What needs to be done:
Print every line from the start of the material through the line containing "colorbar-label: 315 — [367, 694, 387, 707]", inclusive, reproducing each one verbatim.

Data listing:
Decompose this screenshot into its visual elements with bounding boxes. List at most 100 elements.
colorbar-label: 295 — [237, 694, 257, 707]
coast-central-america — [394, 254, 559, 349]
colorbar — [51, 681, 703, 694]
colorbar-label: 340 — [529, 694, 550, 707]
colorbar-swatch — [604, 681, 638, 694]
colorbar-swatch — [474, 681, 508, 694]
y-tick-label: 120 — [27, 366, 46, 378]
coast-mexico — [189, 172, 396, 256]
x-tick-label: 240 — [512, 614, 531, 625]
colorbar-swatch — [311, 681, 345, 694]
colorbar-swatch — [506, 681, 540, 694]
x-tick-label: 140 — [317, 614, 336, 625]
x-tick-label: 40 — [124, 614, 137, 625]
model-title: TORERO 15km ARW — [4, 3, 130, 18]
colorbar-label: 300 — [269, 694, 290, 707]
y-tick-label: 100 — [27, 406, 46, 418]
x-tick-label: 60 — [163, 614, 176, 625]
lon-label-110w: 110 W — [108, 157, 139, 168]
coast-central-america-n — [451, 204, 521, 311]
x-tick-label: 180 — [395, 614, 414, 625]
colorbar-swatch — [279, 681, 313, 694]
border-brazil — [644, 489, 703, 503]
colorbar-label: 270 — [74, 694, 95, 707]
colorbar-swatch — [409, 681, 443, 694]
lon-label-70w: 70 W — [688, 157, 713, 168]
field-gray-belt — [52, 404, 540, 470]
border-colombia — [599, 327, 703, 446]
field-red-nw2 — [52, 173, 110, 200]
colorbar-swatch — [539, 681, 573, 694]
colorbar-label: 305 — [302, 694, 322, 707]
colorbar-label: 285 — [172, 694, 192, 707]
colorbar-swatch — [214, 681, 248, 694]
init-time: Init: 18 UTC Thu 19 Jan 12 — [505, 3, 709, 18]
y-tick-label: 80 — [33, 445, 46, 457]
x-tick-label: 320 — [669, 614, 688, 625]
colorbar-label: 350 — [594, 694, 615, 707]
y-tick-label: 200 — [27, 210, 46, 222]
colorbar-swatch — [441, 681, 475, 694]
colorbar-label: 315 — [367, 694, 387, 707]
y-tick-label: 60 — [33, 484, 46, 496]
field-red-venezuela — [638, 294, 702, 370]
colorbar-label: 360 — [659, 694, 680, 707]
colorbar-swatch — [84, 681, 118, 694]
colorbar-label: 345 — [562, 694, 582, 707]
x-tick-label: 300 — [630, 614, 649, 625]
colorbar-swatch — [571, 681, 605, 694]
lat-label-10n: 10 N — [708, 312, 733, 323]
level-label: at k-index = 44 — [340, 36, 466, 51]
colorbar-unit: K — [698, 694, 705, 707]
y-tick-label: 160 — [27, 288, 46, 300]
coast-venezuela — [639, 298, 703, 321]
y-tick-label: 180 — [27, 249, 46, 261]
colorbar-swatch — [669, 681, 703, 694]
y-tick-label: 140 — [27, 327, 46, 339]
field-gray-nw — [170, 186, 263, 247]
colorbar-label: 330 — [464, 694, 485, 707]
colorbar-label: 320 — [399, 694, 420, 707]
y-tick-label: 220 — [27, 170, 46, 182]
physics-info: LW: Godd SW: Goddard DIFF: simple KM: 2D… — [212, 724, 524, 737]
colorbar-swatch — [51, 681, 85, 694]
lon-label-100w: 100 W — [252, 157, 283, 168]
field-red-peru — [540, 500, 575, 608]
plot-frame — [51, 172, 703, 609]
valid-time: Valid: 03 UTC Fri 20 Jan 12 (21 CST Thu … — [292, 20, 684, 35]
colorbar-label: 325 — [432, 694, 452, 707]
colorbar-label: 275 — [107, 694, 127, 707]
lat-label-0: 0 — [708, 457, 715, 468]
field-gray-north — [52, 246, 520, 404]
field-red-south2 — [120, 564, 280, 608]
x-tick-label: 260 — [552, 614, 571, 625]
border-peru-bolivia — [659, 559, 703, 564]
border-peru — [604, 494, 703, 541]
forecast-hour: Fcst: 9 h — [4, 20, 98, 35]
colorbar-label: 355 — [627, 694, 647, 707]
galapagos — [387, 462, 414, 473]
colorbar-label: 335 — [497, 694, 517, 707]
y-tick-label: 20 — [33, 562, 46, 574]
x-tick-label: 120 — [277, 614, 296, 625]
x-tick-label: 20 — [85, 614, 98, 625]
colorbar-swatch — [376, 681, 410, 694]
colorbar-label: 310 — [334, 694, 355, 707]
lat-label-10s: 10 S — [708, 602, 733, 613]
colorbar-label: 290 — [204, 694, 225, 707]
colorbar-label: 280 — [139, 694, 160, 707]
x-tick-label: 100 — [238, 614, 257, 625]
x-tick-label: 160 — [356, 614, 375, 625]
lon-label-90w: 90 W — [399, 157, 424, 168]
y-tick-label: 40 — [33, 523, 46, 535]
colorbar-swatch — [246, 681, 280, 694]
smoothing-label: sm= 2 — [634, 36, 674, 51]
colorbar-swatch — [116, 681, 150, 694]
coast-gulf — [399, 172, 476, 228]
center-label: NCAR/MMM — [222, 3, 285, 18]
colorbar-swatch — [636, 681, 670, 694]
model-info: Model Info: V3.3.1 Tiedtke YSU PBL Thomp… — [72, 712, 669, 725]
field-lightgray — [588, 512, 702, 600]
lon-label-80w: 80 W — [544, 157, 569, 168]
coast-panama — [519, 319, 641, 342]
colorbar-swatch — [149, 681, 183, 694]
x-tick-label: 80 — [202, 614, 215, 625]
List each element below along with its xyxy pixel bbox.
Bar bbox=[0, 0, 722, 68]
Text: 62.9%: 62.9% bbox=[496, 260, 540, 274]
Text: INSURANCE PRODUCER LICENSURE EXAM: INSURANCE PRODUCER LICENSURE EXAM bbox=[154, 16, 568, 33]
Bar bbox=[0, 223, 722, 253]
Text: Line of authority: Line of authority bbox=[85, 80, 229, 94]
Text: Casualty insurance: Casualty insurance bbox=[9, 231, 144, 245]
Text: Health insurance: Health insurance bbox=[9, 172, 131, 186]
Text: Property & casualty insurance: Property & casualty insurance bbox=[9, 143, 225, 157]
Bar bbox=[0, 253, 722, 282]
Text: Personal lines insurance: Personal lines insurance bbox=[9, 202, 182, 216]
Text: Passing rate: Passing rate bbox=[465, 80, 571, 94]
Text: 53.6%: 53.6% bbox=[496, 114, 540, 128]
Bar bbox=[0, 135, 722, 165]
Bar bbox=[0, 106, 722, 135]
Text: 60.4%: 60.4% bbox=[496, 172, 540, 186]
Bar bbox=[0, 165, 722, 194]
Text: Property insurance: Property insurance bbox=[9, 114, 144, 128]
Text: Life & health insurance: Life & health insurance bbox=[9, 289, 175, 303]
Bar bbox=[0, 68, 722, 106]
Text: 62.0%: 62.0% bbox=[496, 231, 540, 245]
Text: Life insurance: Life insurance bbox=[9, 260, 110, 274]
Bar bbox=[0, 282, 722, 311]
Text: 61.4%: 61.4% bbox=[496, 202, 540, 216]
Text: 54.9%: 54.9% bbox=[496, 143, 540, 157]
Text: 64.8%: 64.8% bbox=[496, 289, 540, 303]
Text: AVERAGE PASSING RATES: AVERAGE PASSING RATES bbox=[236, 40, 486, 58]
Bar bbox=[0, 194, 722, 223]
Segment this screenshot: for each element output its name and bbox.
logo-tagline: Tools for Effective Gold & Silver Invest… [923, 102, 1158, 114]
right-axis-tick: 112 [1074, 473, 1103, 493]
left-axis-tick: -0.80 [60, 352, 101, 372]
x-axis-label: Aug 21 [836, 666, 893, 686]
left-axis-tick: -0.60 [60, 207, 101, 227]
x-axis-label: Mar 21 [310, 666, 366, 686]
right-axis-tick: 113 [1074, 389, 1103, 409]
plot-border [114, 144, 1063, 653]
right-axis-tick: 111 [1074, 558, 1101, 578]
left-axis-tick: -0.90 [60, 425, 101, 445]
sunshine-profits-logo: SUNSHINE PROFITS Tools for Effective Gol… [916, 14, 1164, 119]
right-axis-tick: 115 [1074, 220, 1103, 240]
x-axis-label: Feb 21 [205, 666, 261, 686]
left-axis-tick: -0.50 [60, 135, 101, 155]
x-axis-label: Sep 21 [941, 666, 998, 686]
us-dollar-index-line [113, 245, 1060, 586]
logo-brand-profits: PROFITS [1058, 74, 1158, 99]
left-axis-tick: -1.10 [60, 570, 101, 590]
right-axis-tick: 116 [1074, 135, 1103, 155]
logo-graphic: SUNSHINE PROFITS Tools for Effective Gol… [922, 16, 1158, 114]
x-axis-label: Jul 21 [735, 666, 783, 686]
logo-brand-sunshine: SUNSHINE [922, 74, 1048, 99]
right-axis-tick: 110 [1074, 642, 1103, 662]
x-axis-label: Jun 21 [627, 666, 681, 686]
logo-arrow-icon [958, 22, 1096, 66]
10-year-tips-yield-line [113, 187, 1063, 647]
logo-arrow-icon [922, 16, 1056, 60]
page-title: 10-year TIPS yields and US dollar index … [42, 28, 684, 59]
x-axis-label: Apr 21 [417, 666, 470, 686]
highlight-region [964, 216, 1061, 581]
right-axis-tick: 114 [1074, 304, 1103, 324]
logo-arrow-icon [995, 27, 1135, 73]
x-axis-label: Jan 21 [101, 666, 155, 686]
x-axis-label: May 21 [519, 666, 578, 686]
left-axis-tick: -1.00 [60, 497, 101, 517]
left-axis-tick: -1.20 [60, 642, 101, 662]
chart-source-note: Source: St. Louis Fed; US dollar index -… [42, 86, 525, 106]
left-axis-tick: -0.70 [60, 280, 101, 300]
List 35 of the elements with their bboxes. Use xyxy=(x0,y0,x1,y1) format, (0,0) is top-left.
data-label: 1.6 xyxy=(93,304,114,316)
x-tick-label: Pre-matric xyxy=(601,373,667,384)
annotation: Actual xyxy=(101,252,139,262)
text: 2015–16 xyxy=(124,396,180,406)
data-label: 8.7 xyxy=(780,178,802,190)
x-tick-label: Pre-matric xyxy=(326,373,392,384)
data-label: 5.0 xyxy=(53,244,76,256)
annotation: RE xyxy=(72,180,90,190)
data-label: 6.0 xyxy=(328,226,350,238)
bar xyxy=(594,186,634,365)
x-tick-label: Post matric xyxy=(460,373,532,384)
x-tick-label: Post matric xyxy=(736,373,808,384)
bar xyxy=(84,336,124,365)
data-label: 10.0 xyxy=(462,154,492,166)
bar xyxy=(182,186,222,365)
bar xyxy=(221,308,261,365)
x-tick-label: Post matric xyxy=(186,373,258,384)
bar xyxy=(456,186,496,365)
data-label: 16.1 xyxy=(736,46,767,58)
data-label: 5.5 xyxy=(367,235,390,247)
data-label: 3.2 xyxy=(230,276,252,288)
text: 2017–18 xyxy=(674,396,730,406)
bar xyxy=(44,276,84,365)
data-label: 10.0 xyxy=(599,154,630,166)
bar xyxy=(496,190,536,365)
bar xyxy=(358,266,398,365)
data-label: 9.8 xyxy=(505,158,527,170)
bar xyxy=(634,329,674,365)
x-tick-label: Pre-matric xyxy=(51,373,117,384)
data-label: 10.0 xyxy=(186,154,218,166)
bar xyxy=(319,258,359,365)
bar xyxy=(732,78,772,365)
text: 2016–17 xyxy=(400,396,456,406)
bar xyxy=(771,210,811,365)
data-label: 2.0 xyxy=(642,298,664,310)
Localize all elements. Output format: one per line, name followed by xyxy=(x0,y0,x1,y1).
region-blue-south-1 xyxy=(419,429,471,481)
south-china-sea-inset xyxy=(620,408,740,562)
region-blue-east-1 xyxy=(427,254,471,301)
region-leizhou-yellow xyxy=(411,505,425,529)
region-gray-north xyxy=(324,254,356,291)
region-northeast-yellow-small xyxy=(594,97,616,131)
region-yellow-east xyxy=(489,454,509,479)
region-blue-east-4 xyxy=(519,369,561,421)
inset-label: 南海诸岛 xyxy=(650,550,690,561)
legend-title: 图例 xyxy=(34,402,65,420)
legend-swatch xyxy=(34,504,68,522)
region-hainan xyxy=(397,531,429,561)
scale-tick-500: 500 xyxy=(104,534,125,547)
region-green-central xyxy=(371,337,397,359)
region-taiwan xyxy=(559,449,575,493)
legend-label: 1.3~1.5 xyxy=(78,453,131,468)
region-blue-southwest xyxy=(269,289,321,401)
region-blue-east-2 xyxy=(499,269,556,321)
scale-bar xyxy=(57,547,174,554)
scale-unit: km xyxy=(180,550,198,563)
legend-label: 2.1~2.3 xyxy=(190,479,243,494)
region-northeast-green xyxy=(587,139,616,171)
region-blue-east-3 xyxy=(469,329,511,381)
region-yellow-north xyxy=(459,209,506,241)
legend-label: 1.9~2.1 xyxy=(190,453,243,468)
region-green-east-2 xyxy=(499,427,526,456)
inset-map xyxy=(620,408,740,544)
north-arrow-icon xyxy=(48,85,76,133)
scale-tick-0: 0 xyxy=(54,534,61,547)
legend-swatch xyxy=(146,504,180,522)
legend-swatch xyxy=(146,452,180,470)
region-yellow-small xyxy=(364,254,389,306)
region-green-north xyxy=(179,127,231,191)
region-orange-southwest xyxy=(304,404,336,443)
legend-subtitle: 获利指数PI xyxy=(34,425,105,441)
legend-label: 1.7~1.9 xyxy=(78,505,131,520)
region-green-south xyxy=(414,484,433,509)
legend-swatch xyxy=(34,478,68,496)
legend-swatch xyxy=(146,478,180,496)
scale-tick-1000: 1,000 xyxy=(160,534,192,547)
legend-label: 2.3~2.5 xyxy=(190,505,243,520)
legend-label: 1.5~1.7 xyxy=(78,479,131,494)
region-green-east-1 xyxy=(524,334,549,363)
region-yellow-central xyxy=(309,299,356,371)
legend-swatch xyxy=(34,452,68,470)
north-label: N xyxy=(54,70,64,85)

Output of the exercise:
Decompose this screenshot into its visual elements with bounding boxes. List at most 100 elements.
colorbar-label: 295 — [237, 694, 257, 707]
coast-central-america — [394, 254, 559, 349]
colorbar — [51, 681, 703, 694]
colorbar-label: 340 — [529, 694, 550, 707]
colorbar-swatch — [604, 681, 638, 694]
colorbar-swatch — [474, 681, 508, 694]
y-tick-label: 120 — [27, 366, 46, 378]
coast-mexico — [189, 172, 396, 256]
x-tick-label: 240 — [512, 614, 531, 625]
colorbar-swatch — [311, 681, 345, 694]
colorbar-swatch — [506, 681, 540, 694]
x-tick-label: 140 — [317, 614, 336, 625]
x-tick-label: 40 — [124, 614, 137, 625]
model-title: TORERO 15km ARW — [4, 3, 130, 18]
colorbar-label: 300 — [269, 694, 290, 707]
y-tick-label: 100 — [27, 406, 46, 418]
x-tick-label: 60 — [163, 614, 176, 625]
lon-label-110w: 110 W — [108, 157, 139, 168]
coast-central-america-n — [451, 204, 521, 311]
x-tick-label: 180 — [395, 614, 414, 625]
colorbar-swatch — [279, 681, 313, 694]
border-brazil — [644, 489, 703, 503]
colorbar-label: 270 — [74, 694, 95, 707]
colorbar-swatch — [409, 681, 443, 694]
lon-label-70w: 70 W — [688, 157, 713, 168]
field-gray-belt — [52, 404, 540, 470]
border-colombia — [599, 327, 703, 446]
field-red-nw2 — [52, 173, 110, 200]
colorbar-swatch — [539, 681, 573, 694]
colorbar-label: 305 — [302, 694, 322, 707]
colorbar-label: 285 — [172, 694, 192, 707]
colorbar-swatch — [214, 681, 248, 694]
init-time: Init: 18 UTC Thu 19 Jan 12 — [505, 3, 709, 18]
y-tick-label: 80 — [33, 445, 46, 457]
x-tick-label: 320 — [669, 614, 688, 625]
colorbar-label: 350 — [594, 694, 615, 707]
y-tick-label: 200 — [27, 210, 46, 222]
colorbar-swatch — [441, 681, 475, 694]
colorbar-label: 315 — [367, 694, 387, 707]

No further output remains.